Structured figure records
· · · · · · ·

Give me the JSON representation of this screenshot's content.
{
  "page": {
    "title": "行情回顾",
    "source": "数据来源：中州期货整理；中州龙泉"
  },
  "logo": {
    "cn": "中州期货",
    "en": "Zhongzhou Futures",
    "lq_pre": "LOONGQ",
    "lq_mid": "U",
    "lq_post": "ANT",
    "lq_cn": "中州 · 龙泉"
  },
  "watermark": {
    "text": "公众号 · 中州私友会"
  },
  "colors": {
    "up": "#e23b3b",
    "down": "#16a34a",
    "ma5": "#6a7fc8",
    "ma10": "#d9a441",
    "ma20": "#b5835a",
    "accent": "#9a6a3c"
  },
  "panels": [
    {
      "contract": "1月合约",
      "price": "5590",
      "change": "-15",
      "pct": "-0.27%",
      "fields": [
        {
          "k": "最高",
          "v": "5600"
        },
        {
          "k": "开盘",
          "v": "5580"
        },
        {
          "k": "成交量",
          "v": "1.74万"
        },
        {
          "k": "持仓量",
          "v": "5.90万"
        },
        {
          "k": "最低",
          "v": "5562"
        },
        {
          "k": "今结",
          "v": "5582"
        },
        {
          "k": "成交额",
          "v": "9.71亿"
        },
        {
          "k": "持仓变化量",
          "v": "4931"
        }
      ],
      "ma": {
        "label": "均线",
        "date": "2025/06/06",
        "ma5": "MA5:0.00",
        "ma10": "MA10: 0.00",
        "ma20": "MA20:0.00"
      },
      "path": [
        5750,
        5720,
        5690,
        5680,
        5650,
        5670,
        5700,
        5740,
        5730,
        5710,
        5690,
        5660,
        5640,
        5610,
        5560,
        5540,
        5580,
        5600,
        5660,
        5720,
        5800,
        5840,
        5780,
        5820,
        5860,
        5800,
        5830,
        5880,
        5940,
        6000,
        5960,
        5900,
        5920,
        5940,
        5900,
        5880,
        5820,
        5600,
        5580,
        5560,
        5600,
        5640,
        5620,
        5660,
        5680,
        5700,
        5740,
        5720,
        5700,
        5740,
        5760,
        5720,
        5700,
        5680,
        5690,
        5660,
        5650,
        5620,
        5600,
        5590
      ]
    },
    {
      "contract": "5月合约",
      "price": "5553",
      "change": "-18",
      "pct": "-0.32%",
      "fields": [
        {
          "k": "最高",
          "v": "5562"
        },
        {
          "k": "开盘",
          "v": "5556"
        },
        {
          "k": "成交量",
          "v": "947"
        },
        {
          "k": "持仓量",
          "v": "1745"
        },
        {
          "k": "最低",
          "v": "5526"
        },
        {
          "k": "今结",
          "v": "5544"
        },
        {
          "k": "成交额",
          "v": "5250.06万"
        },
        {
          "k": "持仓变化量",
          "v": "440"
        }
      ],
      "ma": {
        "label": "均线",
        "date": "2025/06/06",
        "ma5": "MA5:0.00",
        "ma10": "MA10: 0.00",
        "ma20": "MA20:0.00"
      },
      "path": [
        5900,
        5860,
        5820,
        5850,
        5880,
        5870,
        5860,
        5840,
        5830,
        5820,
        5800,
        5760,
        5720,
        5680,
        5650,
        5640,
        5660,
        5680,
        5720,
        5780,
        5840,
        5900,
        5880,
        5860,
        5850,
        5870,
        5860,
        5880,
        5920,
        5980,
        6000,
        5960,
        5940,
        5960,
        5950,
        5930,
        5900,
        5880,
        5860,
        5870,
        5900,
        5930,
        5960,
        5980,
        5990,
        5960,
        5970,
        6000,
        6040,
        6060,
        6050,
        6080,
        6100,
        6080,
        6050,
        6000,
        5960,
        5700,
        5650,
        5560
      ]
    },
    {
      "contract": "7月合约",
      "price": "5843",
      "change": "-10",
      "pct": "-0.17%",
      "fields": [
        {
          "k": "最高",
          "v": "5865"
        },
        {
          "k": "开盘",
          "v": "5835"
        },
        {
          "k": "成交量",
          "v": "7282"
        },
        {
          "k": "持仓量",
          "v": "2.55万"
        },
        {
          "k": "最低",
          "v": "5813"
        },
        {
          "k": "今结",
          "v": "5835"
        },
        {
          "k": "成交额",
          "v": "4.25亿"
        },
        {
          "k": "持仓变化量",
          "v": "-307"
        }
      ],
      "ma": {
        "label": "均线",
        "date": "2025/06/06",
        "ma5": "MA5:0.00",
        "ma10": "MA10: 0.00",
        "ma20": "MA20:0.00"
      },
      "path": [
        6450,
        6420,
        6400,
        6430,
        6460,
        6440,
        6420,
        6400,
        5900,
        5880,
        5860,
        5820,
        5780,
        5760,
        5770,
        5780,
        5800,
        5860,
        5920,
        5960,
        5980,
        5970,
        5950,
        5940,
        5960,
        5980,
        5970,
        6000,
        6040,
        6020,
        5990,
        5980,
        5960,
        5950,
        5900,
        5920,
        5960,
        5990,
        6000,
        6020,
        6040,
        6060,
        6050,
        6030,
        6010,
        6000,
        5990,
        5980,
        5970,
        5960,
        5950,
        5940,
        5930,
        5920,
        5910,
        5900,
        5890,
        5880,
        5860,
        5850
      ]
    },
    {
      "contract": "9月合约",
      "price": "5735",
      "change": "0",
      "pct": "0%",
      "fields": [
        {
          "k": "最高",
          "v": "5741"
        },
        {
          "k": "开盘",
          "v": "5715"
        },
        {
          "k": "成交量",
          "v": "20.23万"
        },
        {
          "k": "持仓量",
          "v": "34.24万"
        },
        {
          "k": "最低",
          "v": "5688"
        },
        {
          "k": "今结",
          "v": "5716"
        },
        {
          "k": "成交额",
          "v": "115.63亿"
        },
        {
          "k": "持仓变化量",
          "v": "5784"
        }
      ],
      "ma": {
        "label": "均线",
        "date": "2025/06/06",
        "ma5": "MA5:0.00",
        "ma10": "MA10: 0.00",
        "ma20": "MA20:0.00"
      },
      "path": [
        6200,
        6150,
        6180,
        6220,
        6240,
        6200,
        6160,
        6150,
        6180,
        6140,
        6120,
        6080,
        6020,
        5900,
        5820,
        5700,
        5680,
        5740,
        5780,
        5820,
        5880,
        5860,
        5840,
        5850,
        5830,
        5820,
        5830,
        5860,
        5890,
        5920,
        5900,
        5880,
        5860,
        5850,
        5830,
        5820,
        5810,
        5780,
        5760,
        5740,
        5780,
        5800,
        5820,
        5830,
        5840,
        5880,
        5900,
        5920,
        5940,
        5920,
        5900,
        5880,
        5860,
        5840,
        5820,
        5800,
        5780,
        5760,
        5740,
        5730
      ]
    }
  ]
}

· · · · · · ·

Repeat the data above, word for word.

Give me the JSON representation of this screenshot's content.
{
  "page": {
    "title": "行情回顾",
    "source": "数据来源：中州期货整理；中州龙泉"
  },
  "logo": {
    "cn": "中州期货",
    "en": "Zhongzhou Futures",
    "lq_pre": "LOONGQ",
    "lq_mid": "U",
    "lq_post": "ANT",
    "lq_cn": "中州 · 龙泉"
  },
  "watermark": {
    "text": "公众号 · 中州私友会"
  },
  "colors": {
    "up": "#e23b3b",
    "down": "#16a34a",
    "ma5": "#6a7fc8",
    "ma10": "#d9a441",
    "ma20": "#b5835a",
    "accent": "#9a6a3c"
  },
  "panels": [
    {
      "contract": "1月合约",
      "price": "5590",
      "change": "-15",
      "pct": "-0.27%",
      "fields": [
        {
          "k": "最高",
          "v": "5600"
        },
        {
          "k": "开盘",
          "v": "5580"
        },
        {
          "k": "成交量",
          "v": "1.74万"
        },
        {
          "k": "持仓量",
          "v": "5.90万"
        },
        {
          "k": "最低",
          "v": "5562"
        },
        {
          "k": "今结",
          "v": "5582"
        },
        {
          "k": "成交额",
          "v": "9.71亿"
        },
        {
          "k": "持仓变化量",
          "v": "4931"
        }
      ],
      "ma": {
        "label": "均线",
        "date": "2025/06/06",
        "ma5": "MA5:0.00",
        "ma10": "MA10: 0.00",
        "ma20": "MA20:0.00"
      },
      "path": [
        5750,
        5720,
        5690,
        5680,
        5650,
        5670,
        5700,
        5740,
        5730,
        5710,
        5690,
        5660,
        5640,
        5610,
        5560,
        5540,
        5580,
        5600,
        5660,
        5720,
        5800,
        5840,
        5780,
        5820,
        5860,
        5800,
        5830,
        5880,
        5940,
        6000,
        5960,
        5900,
        5920,
        5940,
        5900,
        5880,
        5820,
        5600,
        5580,
        5560,
        5600,
        5640,
        5620,
        5660,
        5680,
        5700,
        5740,
        5720,
        5700,
        5740,
        5760,
        5720,
        5700,
        5680,
        5690,
        5660,
        5650,
        5620,
        5600,
        5590
      ]
    },
    {
      "contract": "5月合约",
      "price": "5553",
      "change": "-18",
      "pct": "-0.32%",
      "fields": [
        {
          "k": "最高",
          "v": "5562"
        },
        {
          "k": "开盘",
          "v": "5556"
        },
        {
          "k": "成交量",
          "v": "947"
        },
        {
          "k": "持仓量",
          "v": "1745"
        },
        {
          "k": "最低",
          "v": "5526"
        },
        {
          "k": "今结",
          "v": "5544"
        },
        {
          "k": "成交额",
          "v": "5250.06万"
        },
        {
          "k": "持仓变化量",
          "v": "440"
        }
      ],
      "ma": {
        "label": "均线",
        "date": "2025/06/06",
        "ma5": "MA5:0.00",
        "ma10": "MA10: 0.00",
        "ma20": "MA20:0.00"
      },
      "path": [
        5900,
        5860,
        5820,
        5850,
        5880,
        5870,
        5860,
        5840,
        5830,
        5820,
        5800,
        5760,
        5720,
        5680,
        5650,
        5640,
        5660,
        5680,
        5720,
        5780,
        5840,
        5900,
        5880,
        5860,
        5850,
        5870,
        5860,
        5880,
        5920,
        5980,
        6000,
        5960,
        5940,
        5960,
        5950,
        5930,
        5900,
        5880,
        5860,
        5870,
        5900,
        5930,
        5960,
        5980,
        5990,
        5960,
        5970,
        6000,
        6040,
        6060,
        6050,
        6080,
        6100,
        6080,
        6050,
        6000,
        5960,
        5700,
        5650,
        5560
      ]
    },
    {
      "contract": "7月合约",
      "price": "5843",
      "change": "-10",
      "pct": "-0.17%",
      "fields": [
        {
          "k": "最高",
          "v": "5865"
        },
        {
          "k": "开盘",
          "v": "5835"
        },
        {
          "k": "成交量",
          "v": "7282"
        },
        {
          "k": "持仓量",
          "v": "2.55万"
        },
        {
          "k": "最低",
          "v": "5813"
        },
        {
          "k": "今结",
          "v": "5835"
        },
        {
          "k": "成交额",
          "v": "4.25亿"
        },
        {
          "k": "持仓变化量",
          "v": "-307"
        }
      ],
      "ma": {
        "label": "均线",
        "date": "2025/06/06",
        "ma5": "MA5:0.00",
        "ma10": "MA10: 0.00",
        "ma20": "MA20:0.00"
      },
      "path": [
        6450,
        6420,
        6400,
        6430,
        6460,
        6440,
        6420,
        6400,
        5900,
        5880,
        5860,
        5820,
        5780,
        5760,
        5770,
        5780,
        5800,
        5860,
        5920,
        5960,
        5980,
        5970,
        5950,
        5940,
        5960,
        5980,
        5970,
        6000,
        6040,
        6020,
        5990,
        5980,
        5960,
        5950,
        5900,
        5920,
        5960,
        5990,
        6000,
        6020,
        6040,
        6060,
        6050,
        6030,
        6010,
        6000,
        5990,
        5980,
        5970,
        5960,
        5950,
        5940,
        5930,
        5920,
        5910,
        5900,
        5890,
        5880,
        5860,
        5850
      ]
    },
    {
      "contract": "9月合约",
      "price": "5735",
      "change": "0",
      "pct": "0%",
      "fields": [
        {
          "k": "最高",
          "v": "5741"
        },
        {
          "k": "开盘",
          "v": "5715"
        },
        {
          "k": "成交量",
          "v": "20.23万"
        },
        {
          "k": "持仓量",
          "v": "34.24万"
        },
        {
          "k": "最低",
          "v": "5688"
        },
        {
          "k": "今结",
          "v": "5716"
        },
        {
          "k": "成交额",
          "v": "115.63亿"
        },
        {
          "k": "持仓变化量",
          "v": "5784"
        }
      ],
      "ma": {
        "label": "均线",
        "date": "2025/06/06",
        "ma5": "MA5:0.00",
        "ma10": "MA10: 0.00",
        "ma20": "MA20:0.00"
      },
      "path": [
        6200,
        6150,
        6180,
        6220,
        6240,
        6200,
        6160,
        6150,
        6180,
        6140,
        6120,
        6080,
        6020,
        5900,
        5820,
        5700,
        5680,
        5740,
        5780,
        5820,
        5880,
        5860,
        5840,
        5850,
        5830,
        5820,
        5830,
        5860,
        5890,
        5920,
        5900,
        5880,
        5860,
        5850,
        5830,
        5820,
        5810,
        5780,
        5760,
        5740,
        5780,
        5800,
        5820,
        5830,
        5840,
        5880,
        5900,
        5920,
        5940,
        5920,
        5900,
        5880,
        5860,
        5840,
        5820,
        5800,
        5780,
        5760,
        5740,
        5730
      ]
    }
  ]
}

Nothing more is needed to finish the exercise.